-- Begin --

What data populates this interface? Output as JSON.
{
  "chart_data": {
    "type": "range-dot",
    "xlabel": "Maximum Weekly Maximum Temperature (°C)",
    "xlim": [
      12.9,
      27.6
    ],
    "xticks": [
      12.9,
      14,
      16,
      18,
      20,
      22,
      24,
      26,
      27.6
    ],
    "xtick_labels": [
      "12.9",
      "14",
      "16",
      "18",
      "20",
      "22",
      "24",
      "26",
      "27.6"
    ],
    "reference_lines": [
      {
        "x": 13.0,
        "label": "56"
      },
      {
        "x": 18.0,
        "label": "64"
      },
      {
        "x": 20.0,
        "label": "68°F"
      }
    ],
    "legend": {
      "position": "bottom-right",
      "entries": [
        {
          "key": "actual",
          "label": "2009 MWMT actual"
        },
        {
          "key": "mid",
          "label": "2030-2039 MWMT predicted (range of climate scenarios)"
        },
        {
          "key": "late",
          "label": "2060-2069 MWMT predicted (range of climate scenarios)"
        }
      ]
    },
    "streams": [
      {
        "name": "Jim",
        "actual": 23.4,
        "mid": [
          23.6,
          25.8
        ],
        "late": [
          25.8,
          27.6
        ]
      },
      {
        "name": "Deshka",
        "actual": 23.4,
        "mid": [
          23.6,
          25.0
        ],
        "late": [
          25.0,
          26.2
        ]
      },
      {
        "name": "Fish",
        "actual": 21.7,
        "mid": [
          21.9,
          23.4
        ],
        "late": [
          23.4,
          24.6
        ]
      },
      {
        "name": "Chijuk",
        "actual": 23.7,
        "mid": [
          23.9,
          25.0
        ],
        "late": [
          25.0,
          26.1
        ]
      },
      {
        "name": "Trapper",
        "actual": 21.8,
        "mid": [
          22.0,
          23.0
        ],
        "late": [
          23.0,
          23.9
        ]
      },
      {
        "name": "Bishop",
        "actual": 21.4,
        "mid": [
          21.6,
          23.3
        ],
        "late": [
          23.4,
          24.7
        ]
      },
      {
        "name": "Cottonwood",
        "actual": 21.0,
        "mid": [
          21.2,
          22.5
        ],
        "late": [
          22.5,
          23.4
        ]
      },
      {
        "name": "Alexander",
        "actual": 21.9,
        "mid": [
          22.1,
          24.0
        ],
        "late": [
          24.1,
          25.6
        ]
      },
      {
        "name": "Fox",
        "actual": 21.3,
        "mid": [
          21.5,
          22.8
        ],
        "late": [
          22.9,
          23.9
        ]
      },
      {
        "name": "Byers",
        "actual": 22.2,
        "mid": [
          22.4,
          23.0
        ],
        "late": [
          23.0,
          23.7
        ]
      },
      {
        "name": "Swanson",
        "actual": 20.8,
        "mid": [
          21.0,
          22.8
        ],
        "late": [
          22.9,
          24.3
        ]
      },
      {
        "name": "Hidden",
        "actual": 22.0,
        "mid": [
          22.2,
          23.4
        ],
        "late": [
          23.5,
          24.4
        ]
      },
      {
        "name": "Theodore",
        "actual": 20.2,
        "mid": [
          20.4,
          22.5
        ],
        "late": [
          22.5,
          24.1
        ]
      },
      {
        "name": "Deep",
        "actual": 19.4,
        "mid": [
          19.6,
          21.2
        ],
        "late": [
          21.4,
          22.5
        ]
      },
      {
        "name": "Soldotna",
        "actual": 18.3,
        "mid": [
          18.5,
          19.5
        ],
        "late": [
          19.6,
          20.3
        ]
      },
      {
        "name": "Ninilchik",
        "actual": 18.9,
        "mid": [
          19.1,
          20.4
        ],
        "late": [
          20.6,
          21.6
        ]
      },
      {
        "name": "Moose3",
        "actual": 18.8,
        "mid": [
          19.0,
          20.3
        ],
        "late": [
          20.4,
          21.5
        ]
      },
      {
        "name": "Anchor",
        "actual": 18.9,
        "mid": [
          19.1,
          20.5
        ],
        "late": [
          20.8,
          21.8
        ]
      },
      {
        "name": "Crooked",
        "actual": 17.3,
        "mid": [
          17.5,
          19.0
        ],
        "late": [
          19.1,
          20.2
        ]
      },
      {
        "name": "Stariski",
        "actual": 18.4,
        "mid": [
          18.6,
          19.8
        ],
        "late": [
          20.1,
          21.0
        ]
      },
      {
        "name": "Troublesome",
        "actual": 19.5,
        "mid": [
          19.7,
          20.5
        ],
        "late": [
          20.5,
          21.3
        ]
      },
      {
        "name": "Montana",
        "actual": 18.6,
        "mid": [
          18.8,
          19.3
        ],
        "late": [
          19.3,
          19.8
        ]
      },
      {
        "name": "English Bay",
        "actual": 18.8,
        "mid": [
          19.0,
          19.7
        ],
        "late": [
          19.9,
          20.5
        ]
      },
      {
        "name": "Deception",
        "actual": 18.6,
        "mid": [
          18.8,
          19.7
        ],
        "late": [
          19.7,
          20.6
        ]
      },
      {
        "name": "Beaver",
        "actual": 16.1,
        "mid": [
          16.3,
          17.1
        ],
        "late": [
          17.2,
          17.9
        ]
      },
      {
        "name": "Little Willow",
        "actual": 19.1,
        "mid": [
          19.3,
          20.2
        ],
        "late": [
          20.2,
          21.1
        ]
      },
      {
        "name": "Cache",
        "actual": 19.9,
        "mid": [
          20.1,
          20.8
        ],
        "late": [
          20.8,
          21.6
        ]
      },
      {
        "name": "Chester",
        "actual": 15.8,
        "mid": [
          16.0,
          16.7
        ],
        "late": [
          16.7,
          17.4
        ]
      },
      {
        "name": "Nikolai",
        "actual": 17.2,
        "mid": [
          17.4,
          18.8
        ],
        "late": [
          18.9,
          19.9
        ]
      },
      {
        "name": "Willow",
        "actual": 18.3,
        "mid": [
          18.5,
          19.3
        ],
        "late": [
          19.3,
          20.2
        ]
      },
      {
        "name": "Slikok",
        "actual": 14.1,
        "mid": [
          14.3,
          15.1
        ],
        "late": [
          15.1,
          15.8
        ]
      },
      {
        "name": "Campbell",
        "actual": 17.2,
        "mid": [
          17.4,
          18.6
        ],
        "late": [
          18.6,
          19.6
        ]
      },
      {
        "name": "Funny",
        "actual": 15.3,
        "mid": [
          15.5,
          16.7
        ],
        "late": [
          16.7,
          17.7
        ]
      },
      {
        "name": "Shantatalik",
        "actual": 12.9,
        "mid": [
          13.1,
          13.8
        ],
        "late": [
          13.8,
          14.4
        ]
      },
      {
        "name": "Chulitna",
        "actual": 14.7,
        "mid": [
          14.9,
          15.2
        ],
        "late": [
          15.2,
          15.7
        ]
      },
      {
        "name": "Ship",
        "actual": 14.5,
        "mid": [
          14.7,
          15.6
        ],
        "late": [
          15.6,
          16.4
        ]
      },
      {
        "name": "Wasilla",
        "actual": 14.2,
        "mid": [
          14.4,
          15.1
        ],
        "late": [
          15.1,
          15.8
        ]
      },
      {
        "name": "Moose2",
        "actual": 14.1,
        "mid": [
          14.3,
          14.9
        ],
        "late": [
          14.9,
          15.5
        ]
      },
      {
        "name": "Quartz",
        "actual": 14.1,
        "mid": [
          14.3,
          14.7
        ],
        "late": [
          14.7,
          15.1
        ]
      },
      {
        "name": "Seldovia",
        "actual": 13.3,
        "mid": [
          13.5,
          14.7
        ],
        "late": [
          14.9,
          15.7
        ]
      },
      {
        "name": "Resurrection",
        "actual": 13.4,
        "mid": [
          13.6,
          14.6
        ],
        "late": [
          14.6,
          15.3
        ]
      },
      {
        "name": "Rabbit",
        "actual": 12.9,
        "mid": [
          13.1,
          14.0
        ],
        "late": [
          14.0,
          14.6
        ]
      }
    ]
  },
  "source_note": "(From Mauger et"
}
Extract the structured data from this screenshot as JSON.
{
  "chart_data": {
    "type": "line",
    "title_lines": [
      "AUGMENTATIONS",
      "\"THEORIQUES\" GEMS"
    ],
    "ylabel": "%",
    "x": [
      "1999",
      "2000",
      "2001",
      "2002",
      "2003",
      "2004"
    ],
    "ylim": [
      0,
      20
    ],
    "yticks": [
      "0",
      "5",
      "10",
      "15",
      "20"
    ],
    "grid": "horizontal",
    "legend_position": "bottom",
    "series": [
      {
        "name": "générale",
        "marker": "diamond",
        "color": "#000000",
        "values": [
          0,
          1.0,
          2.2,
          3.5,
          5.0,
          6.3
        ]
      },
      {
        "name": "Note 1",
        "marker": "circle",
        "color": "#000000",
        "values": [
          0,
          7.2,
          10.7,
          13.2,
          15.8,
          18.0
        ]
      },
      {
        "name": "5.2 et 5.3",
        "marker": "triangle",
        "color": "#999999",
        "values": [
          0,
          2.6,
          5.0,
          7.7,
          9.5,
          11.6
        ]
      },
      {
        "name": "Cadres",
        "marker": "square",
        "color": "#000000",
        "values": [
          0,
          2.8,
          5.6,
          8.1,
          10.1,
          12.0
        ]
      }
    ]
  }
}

-- End --

### Written task
Identify all lines in the records above with the word "JSON".

### Full answer
What data populates this interface? Output as JSON.
Extract the structured data from this screenshot as JSON.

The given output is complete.